• [MATERIAL SHOWN]
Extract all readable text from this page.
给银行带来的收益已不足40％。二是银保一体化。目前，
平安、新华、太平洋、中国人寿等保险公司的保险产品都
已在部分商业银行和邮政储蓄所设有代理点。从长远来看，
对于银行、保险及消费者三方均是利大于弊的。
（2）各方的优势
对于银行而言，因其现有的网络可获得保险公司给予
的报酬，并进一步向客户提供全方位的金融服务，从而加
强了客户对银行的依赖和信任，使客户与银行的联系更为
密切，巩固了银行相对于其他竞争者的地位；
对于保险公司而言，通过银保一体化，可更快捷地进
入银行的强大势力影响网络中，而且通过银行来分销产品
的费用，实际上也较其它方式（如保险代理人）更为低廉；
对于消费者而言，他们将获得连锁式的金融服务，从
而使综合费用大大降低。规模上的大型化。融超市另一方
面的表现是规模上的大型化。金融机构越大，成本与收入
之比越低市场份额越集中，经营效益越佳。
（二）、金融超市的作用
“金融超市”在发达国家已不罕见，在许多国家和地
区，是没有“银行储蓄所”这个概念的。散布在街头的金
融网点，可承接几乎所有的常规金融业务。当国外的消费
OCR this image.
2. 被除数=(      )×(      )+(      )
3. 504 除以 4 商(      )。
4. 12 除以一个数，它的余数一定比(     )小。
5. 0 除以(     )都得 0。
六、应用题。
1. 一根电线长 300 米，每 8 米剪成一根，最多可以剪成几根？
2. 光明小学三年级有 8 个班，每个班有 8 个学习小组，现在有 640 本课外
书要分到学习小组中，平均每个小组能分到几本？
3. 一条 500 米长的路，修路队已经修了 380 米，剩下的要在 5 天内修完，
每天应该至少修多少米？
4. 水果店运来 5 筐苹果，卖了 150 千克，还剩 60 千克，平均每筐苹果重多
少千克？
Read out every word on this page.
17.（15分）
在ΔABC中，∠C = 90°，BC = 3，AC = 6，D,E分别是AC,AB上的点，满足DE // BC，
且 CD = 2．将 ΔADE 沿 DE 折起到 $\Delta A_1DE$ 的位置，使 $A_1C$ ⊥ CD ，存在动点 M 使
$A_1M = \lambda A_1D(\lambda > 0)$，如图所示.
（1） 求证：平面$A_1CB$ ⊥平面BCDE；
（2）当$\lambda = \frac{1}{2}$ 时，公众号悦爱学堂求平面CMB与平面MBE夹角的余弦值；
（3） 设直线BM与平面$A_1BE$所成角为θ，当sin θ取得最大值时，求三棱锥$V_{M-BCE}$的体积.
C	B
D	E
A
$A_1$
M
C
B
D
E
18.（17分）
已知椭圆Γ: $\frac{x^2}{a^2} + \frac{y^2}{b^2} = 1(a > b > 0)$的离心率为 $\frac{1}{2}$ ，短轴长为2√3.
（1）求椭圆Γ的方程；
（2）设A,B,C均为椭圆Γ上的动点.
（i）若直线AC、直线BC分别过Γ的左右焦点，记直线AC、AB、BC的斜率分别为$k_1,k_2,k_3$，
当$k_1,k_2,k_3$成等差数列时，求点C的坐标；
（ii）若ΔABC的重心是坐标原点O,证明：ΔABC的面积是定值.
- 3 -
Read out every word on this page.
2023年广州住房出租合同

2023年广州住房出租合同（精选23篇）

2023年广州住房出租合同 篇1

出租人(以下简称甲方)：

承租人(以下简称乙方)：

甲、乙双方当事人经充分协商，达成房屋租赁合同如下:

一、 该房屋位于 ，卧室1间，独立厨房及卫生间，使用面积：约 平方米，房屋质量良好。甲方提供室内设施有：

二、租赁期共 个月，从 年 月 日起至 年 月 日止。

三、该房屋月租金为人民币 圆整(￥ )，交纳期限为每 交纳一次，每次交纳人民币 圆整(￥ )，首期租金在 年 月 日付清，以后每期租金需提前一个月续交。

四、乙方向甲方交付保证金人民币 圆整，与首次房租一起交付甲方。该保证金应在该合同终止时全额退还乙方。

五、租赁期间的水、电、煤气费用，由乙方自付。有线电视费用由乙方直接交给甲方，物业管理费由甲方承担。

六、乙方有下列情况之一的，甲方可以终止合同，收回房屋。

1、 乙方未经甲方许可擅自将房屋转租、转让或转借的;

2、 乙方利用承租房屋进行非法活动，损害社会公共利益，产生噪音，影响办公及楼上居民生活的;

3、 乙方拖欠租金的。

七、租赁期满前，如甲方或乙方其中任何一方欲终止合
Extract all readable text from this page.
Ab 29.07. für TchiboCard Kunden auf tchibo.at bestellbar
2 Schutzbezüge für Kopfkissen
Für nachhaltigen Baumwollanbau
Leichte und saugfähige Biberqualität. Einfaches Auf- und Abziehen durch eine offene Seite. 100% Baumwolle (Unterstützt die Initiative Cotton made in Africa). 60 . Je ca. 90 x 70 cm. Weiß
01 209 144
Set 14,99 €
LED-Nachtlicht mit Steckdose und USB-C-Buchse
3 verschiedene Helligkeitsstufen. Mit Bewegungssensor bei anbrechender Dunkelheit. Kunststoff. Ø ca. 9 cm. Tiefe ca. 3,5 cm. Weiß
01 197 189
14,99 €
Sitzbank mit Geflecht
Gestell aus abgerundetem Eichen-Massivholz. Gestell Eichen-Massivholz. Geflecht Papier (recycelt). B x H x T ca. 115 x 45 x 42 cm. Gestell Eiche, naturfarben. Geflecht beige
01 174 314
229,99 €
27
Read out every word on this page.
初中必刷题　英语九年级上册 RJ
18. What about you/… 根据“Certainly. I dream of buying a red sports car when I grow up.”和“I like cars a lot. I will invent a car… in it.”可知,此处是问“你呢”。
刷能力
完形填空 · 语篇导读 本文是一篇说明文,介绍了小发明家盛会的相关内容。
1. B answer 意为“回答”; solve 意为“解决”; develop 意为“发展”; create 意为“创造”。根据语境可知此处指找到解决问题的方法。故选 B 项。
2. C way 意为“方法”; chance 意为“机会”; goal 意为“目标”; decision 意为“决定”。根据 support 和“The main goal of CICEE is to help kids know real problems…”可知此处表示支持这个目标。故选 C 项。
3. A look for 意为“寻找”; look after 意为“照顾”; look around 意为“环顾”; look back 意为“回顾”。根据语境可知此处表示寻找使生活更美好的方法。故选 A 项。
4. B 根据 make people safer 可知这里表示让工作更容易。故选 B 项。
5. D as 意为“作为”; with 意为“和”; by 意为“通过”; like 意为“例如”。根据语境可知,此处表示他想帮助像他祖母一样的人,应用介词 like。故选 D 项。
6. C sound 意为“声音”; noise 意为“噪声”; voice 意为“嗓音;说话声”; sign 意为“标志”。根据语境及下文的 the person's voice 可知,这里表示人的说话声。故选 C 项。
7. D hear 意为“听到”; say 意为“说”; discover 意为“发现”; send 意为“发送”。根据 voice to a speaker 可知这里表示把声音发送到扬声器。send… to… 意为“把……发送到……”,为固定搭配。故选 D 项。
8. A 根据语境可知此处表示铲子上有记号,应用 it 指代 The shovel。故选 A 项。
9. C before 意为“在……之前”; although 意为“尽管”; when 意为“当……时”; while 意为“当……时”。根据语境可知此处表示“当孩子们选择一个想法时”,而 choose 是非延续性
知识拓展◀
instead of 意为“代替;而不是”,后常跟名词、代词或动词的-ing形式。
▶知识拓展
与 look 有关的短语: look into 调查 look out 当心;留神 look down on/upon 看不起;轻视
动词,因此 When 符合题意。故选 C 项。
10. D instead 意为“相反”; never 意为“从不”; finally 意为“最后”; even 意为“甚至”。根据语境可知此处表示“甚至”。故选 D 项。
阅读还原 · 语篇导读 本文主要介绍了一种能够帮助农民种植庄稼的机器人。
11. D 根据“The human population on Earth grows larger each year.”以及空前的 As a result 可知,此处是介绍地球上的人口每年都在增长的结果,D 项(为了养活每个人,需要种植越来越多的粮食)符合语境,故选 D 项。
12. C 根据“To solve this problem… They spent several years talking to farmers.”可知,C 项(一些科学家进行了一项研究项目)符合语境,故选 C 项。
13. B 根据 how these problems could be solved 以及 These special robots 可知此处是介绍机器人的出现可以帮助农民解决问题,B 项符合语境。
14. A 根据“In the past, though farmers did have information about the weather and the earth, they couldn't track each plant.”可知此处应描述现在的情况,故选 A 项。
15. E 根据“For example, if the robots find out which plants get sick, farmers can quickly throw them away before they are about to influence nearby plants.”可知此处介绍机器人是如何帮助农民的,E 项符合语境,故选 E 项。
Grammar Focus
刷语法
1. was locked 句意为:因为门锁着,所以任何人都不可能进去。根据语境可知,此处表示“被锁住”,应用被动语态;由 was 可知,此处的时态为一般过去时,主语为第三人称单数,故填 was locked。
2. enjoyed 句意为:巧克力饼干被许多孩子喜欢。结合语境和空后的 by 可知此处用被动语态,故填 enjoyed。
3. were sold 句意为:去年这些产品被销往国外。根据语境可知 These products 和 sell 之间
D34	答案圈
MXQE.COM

• [PROBLEM DETAILS]
Pick out the lines above containing the word "farmers", then copy them.

• [RIGHT ANSWER]
12. C 根据“To solve this problem… They spent several years talking to farmers.”可知,C 项(一些科学家进行了一项研究项目)符合语境,故选 C 项。
14. A 根据“In the past, though farmers did have information about the weather and the earth, they couldn't track each plant.”可知此处应描述现在的情况,故选 A 项。
15. E 根据“For example, if the robots find out which plants get sick, farmers can quickly throw them away before they are about to influence nearby plants.”可知此处介绍机器人是如何帮助农民的,E 项符合语境,故选 E 项。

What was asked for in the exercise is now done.